COMPLETE THE FOLLOWING
A) In the dining column, reproduce the part that opens with the words containing "click to enlarge" and closes with "exciting new horizons.".
B) According to the dining column, in what year did the writer begin working as a food critic in Tampa Bay?
C) Summarize the dining column in two sentences.

ARTICLE
The Year in Grub

Ten of 2005's most memorable dining experiences.

click to enlarge La Cachette - LISA MAURIELLO
LISA MAURIELLO
La Cachette

I'm a restaurant loyalist. For years I have been a regular at a handful of tried-and-true favorites where the server not only knows my preferences but can converse knowledgeably about the love life of the sommelier, the college prospects of the manager's daughter and the hostess' new baby. A good restaurant can inspire in me a brand of loyalty that I don't exhibit toward clothes, airlines, grocers or even hair salons. Therefore, one of the best aspects of my job is the mandate to try new places. In 2004, my first year as a food critic in Tampa Bay, I had the opportunity to move beyond my comfortable circle of eateries and learn exactly what this area's culinary scene has to offer. In some instances, I realized that my lifelong patronage was well deserved. In others, I discovered exciting new horizons.

SUPPLIED MATERIAL
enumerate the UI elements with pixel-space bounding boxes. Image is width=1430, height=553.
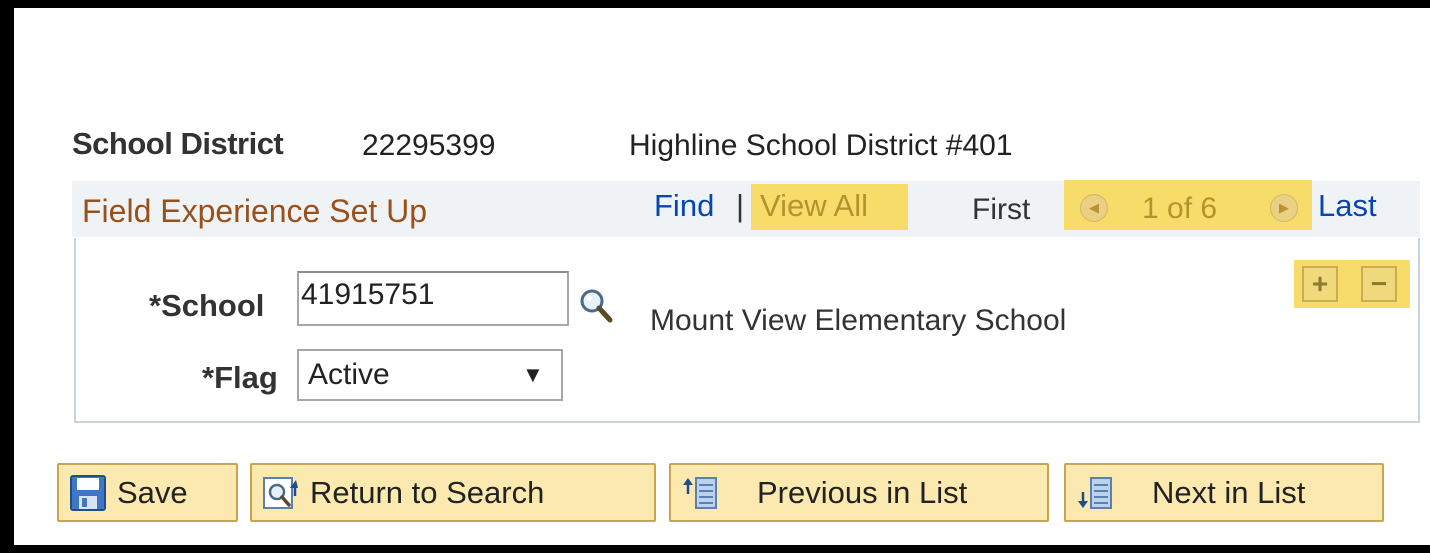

OUTPUTS IN ORDER
A)
click to enlarge La Cachette - LISA MAURIELLO
LISA MAURIELLO
La Cachette

I'm a restaurant loyalist. For years I have been a regular at a handful of tried-and-true favorites where the server not only knows my preferences but can converse knowledgeably about the love life of the sommelier, the college prospects of the manager's daughter and the hostess' new baby. A good restaurant can inspire in me a brand of loyalty that I don't exhibit toward clothes, airlines, grocers or even hair salons. Therefore, one of the best aspects of my job is the mandate to try new places. In 2004, my first year as a food critic in Tampa Bay, I had the opportunity to move beyond my comfortable circle of eateries and learn exactly what this area's culinary scene has to offer. In some instances, I realized that my lifelong patronage was well deserved. In others, I discovered exciting new horizons.

B) 2004

C) The writer is a self-described restaurant loyalist, a regular at a few favorites where servers know them well and a good restaurant earns loyalty they show to little else. Working as a food critic in Tampa Bay pushed them to try new places, confirming some old loyalties and revealing exciting new horizons.